> **What the task asks**: In one to three sentences, explain why the virtual machine article says the project now executes bytecode instead of interpreting text directly.

> **Source text**:
Building a Virtual Machine, JVM-inspired — Byte-code execution (Part 8)
10 min readJan 16, 2025
Introduction
In our previous article, we implemented compilation that transforms our source code into bytecode. Now we’ll tackle the next crucial step: executing this bytecode efficiently. This brings us closer to how real virtual machines like the JVM operate, moving away from interpreting text directly to working with compiled bytecode.
Implementation goals
With our compiler (tiny_vm_compile) now producing bytecode files, we need to:
- Load bytecode when the VM starts, requiring the bytecode file path as an argument to
tiny_vm_run - Parse the loaded bytecode
- Execute bytecode operations directly instead of interpreting string instructions
- Maintain compatibility with all our existing features (threading, synchronization, etc.)

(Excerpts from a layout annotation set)

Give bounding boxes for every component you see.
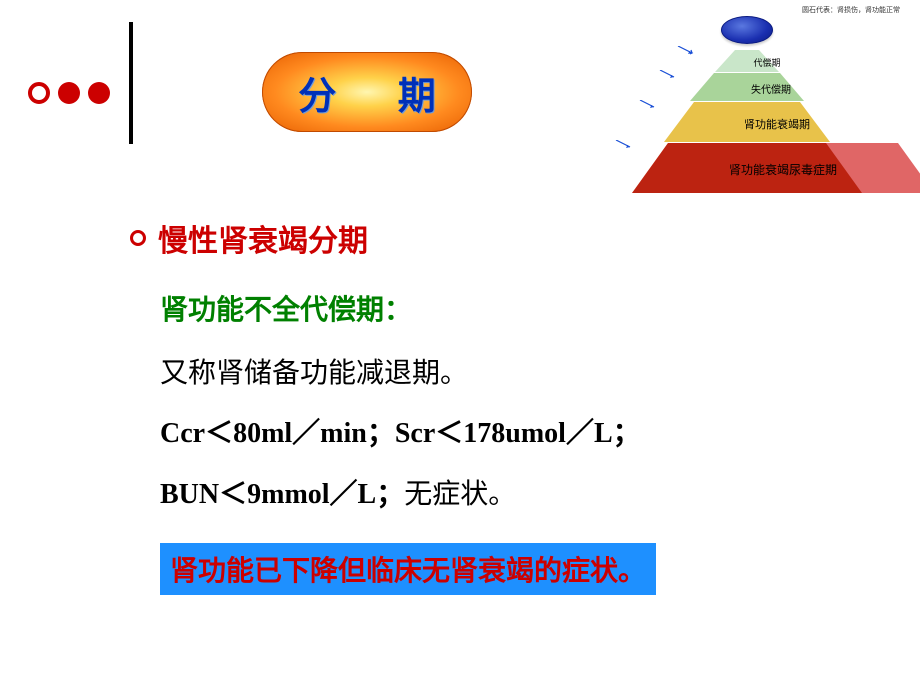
sub-heading: 肾功能不全代偿期： xyxy=(160,288,870,328)
dot-solid xyxy=(58,82,80,104)
dot-solid xyxy=(88,82,110,104)
body-line-2: Ccr＜80ml／min；Scr＜178umol／L； xyxy=(160,416,870,452)
content-block: 慢性肾衰竭分期 肾功能不全代偿期： 又称肾储备功能减退期。 Ccr＜80ml／m… xyxy=(130,216,870,595)
body-line-2b: BUN＜9mmol／L； xyxy=(160,479,404,510)
pyramid-level-1-label: 代偿期 xyxy=(715,56,819,69)
body-line-2a: Ccr＜80ml／min；Scr＜178umol／L； xyxy=(160,418,641,449)
pyramid-level-4-label: 肾功能衰竭尿毒症期 xyxy=(632,161,920,178)
pyramid-level-1: 代偿期 xyxy=(715,50,779,72)
body-line-2c: 无症状。 xyxy=(404,479,516,510)
decor-dots xyxy=(28,82,110,104)
pyramid-diagram: 圆石代表：肾损伤，肾功能正常 代偿期 失代偿期 肾功能衰竭期 肾功能衰竭尿毒症期 xyxy=(592,6,902,216)
arrow-icon xyxy=(638,100,656,110)
body-line-1: 又称肾储备功能减退期。 xyxy=(160,356,870,392)
heading-text: 慢性肾衰竭分期 xyxy=(158,216,368,260)
callout-box: 肾功能已下降但临床无肾衰竭的症状。 xyxy=(160,543,656,595)
pyramid-level-3-label: 肾功能衰竭期 xyxy=(664,116,890,132)
pyramid-top-note: 圆石代表：肾损伤，肾功能正常 xyxy=(802,6,902,14)
heading-row: 慢性肾衰竭分期 xyxy=(130,216,870,260)
arrow-icon xyxy=(676,46,694,56)
arrow-icon xyxy=(614,140,632,150)
slide-title-pill: 分 期 xyxy=(262,52,472,132)
pyramid-level-4: 肾功能衰竭尿毒症期 xyxy=(632,143,862,193)
body-line-3: BUN＜9mmol／L；无症状。 xyxy=(160,477,870,513)
ring-bullet-icon xyxy=(130,230,146,246)
pyramid-level-2: 失代偿期 xyxy=(690,73,804,101)
pyramid-top-oval xyxy=(721,16,773,44)
left-vertical-rule xyxy=(129,22,133,144)
pyramid-level-2-label: 失代偿期 xyxy=(690,81,852,96)
arrow-icon xyxy=(658,70,676,80)
dot-outline xyxy=(28,82,50,104)
pyramid-level-3: 肾功能衰竭期 xyxy=(664,102,830,142)
slide-title: 分 期 xyxy=(272,65,462,120)
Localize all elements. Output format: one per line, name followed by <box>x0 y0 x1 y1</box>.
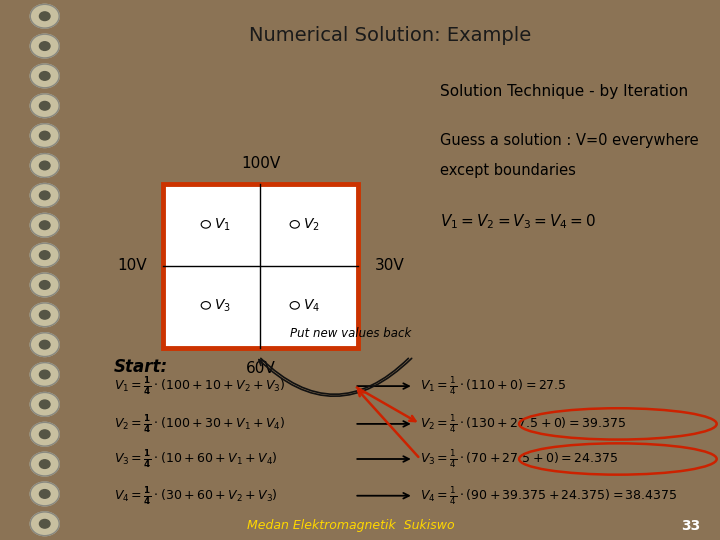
Text: Guess a solution : V=0 everywhere: Guess a solution : V=0 everywhere <box>440 133 698 148</box>
Circle shape <box>40 12 50 21</box>
Circle shape <box>30 213 59 237</box>
Circle shape <box>40 72 50 80</box>
Circle shape <box>40 161 50 170</box>
Circle shape <box>30 333 59 356</box>
Circle shape <box>40 191 50 200</box>
Text: except boundaries: except boundaries <box>440 163 576 178</box>
Circle shape <box>30 4 59 28</box>
Text: $V_3 = \frac{1}{4}\cdot(70+27.5+0) = 24.375$: $V_3 = \frac{1}{4}\cdot(70+27.5+0) = 24.… <box>420 448 618 470</box>
Circle shape <box>40 251 50 259</box>
Circle shape <box>30 363 59 387</box>
Text: $V_3 = \mathbf{\frac{1}{4}}\cdot(10+60+V_1+V_4)$: $V_3 = \mathbf{\frac{1}{4}}\cdot(10+60+V… <box>114 448 278 470</box>
Text: $V_2 = \frac{1}{4}\cdot(130+27.5+0) = 39.375$: $V_2 = \frac{1}{4}\cdot(130+27.5+0) = 39… <box>420 413 626 435</box>
Circle shape <box>40 490 50 498</box>
Circle shape <box>40 281 50 289</box>
Text: $V_1 = \mathbf{\frac{1}{4}}\cdot(100+10+V_2+V_3)$: $V_1 = \mathbf{\frac{1}{4}}\cdot(100+10+… <box>114 375 286 397</box>
Circle shape <box>40 42 50 50</box>
Circle shape <box>30 243 59 267</box>
Circle shape <box>40 131 50 140</box>
Circle shape <box>40 519 50 528</box>
Bar <box>163 184 358 348</box>
Circle shape <box>30 94 59 118</box>
Circle shape <box>30 303 59 327</box>
Circle shape <box>30 34 59 58</box>
Text: $V_3$: $V_3$ <box>215 297 231 314</box>
Circle shape <box>40 102 50 110</box>
Circle shape <box>40 430 50 438</box>
Text: 60V: 60V <box>246 361 275 376</box>
Text: $V_4 = \frac{1}{4}\cdot(90+39.375+24.375) = 38.4375$: $V_4 = \frac{1}{4}\cdot(90+39.375+24.375… <box>420 485 678 507</box>
Circle shape <box>30 422 59 446</box>
Circle shape <box>30 512 59 536</box>
Circle shape <box>40 340 50 349</box>
Text: 10V: 10V <box>117 259 146 273</box>
Text: $V_1 = V_2 = V_3 = V_4 = 0$: $V_1 = V_2 = V_3 = V_4 = 0$ <box>440 212 596 231</box>
Circle shape <box>40 310 50 319</box>
FancyArrowPatch shape <box>261 359 408 394</box>
Text: Numerical Solution: Example: Numerical Solution: Example <box>249 25 532 45</box>
Text: $V_4 = \mathbf{\frac{1}{4}}\cdot(30+60+V_2+V_3)$: $V_4 = \mathbf{\frac{1}{4}}\cdot(30+60+V… <box>114 485 278 507</box>
Circle shape <box>30 273 59 297</box>
Circle shape <box>40 221 50 230</box>
Text: $V_2$: $V_2$ <box>303 216 320 233</box>
Circle shape <box>30 153 59 177</box>
Circle shape <box>40 370 50 379</box>
Text: $V_4$: $V_4$ <box>303 297 320 314</box>
Circle shape <box>30 452 59 476</box>
Circle shape <box>30 184 59 207</box>
Text: 33: 33 <box>681 519 701 533</box>
Text: $V_2 = \mathbf{\frac{1}{4}}\cdot(100+30+V_1+V_4)$: $V_2 = \mathbf{\frac{1}{4}}\cdot(100+30+… <box>114 413 286 435</box>
Circle shape <box>40 400 50 409</box>
Text: Solution Technique - by Iteration: Solution Technique - by Iteration <box>440 84 688 99</box>
Circle shape <box>30 393 59 416</box>
Circle shape <box>30 64 59 88</box>
Text: Medan Elektromagnetik  Sukiswo: Medan Elektromagnetik Sukiswo <box>247 519 455 532</box>
Text: 30V: 30V <box>374 259 404 273</box>
FancyArrowPatch shape <box>259 359 412 396</box>
Circle shape <box>40 460 50 468</box>
Text: Start:: Start: <box>114 358 168 376</box>
Circle shape <box>30 482 59 506</box>
Text: 100V: 100V <box>241 156 280 171</box>
Text: $V_1$: $V_1$ <box>215 216 231 233</box>
Circle shape <box>30 124 59 147</box>
Text: Put new values back: Put new values back <box>290 327 412 340</box>
Text: $V_1 = \frac{1}{4}\cdot(110+0) = 27.5$: $V_1 = \frac{1}{4}\cdot(110+0) = 27.5$ <box>420 375 567 397</box>
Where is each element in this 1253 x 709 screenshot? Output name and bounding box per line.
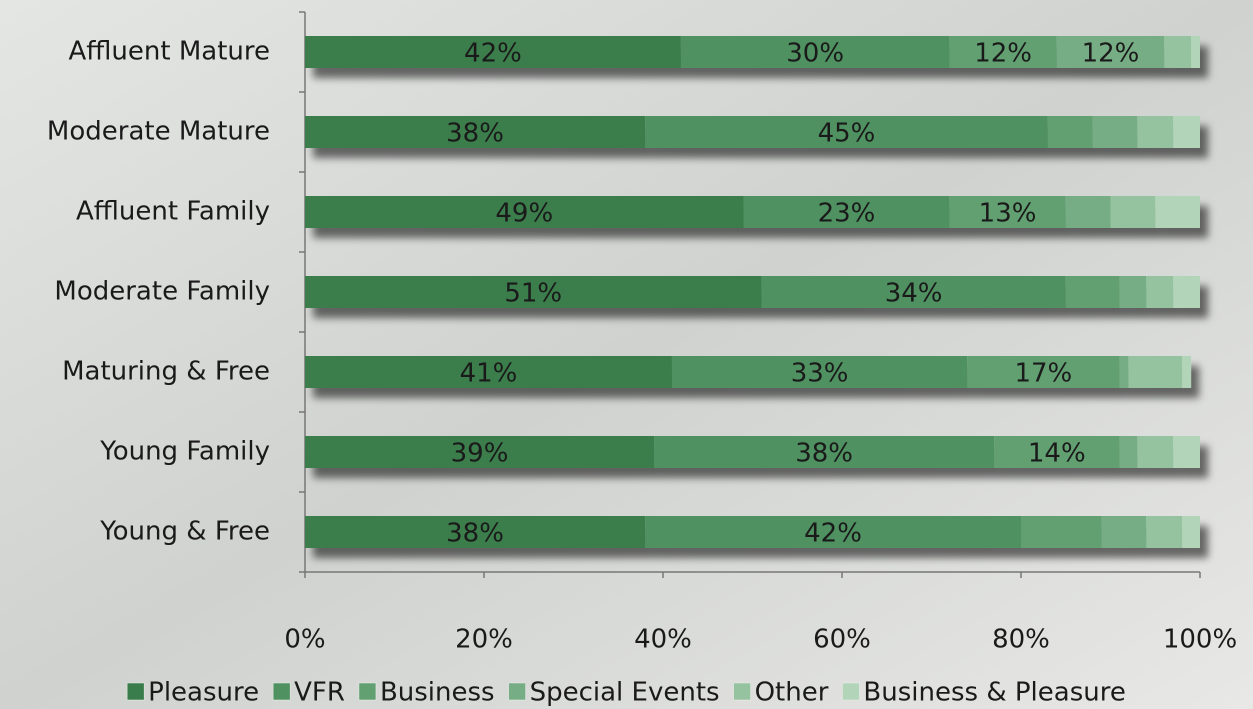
bar-segment (1066, 196, 1111, 228)
bar-segment (1191, 36, 1200, 68)
legend-swatch (734, 683, 751, 700)
bar-segment (1119, 276, 1146, 308)
data-label: 42% (464, 39, 522, 69)
chart: 0% 20% 40% 60% 80% 100% Affluent Mature 42% 30% 1… (0, 0, 1253, 709)
legend-swatch (127, 683, 144, 700)
bar-segment (1137, 116, 1173, 148)
data-label: 38% (446, 519, 504, 549)
background (0, 0, 1253, 709)
data-label: 12% (974, 39, 1032, 69)
x-tick-label: 20% (455, 625, 513, 655)
category-label: Affluent Family (76, 197, 270, 227)
bar-segment (1173, 436, 1200, 468)
x-tick-label: 40% (634, 625, 692, 655)
data-label: 51% (504, 279, 562, 309)
bar-segment (1021, 516, 1102, 548)
data-label: 12% (1082, 39, 1140, 69)
bar-segment (1155, 196, 1200, 228)
bar-group (305, 196, 1200, 228)
category-label: Moderate Family (54, 277, 270, 307)
data-label: 34% (885, 279, 943, 309)
legend-label: Business (380, 678, 495, 708)
data-label: 41% (460, 359, 518, 389)
bar-group (305, 276, 1200, 308)
category-label: Moderate Mature (47, 117, 270, 147)
legend-swatch (842, 683, 859, 700)
bar-group (305, 516, 1200, 548)
bar-group (305, 36, 1200, 68)
category-label: Maturing & Free (62, 357, 270, 387)
bar-segment (1146, 516, 1182, 548)
legend-swatch (509, 683, 526, 700)
data-label: 17% (1014, 359, 1072, 389)
x-tick-label: 80% (992, 625, 1050, 655)
bar-segment (1137, 436, 1173, 468)
data-label: 33% (791, 359, 849, 389)
x-tick-label: 60% (813, 625, 871, 655)
data-label: 38% (446, 119, 504, 149)
bar-segment (1066, 276, 1120, 308)
legend-label: Business & Pleasure (863, 678, 1125, 708)
data-label: 45% (818, 119, 876, 149)
data-label: 14% (1028, 439, 1086, 469)
bar-segment (1093, 116, 1138, 148)
bar-segment (1164, 36, 1191, 68)
bar-segment (1173, 116, 1200, 148)
bar-segment (1111, 196, 1156, 228)
bar-segment (1119, 356, 1128, 388)
data-label: 30% (786, 39, 844, 69)
data-label: 49% (495, 199, 553, 229)
data-label: 39% (451, 439, 509, 469)
legend-swatch (359, 683, 376, 700)
data-label: 23% (818, 199, 876, 229)
bar-segment (1119, 436, 1137, 468)
category-label: Young & Free (99, 517, 270, 547)
bar-segment (1182, 516, 1200, 548)
bar-segment (1128, 356, 1182, 388)
bar-group (305, 116, 1200, 148)
bar-segment (1146, 276, 1173, 308)
data-label: 42% (804, 519, 862, 549)
legend-swatch (273, 683, 290, 700)
data-label: 38% (795, 439, 853, 469)
x-tick-label: 0% (284, 625, 325, 655)
category-label: Young Family (99, 437, 270, 467)
legend-label: VFR (294, 678, 345, 708)
bar-segment (1173, 276, 1200, 308)
bar-segment (1048, 116, 1093, 148)
bar-segment (1102, 516, 1147, 548)
legend-label: Pleasure (148, 678, 259, 708)
bar-segment (1182, 356, 1191, 388)
legend-label: Special Events (530, 678, 720, 708)
legend-label: Other (755, 678, 829, 708)
category-label: Affluent Mature (69, 37, 271, 67)
data-label: 13% (979, 199, 1037, 229)
x-tick-label: 100% (1163, 625, 1237, 655)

> **Solution to this problem**: Working with compiled bytecode instead of interpreting text directly brings the project closer to how real virtual machines such as the JVM operate. Executing that bytecode is also the next step after the previous article, in which compilation began turning source code into bytecode.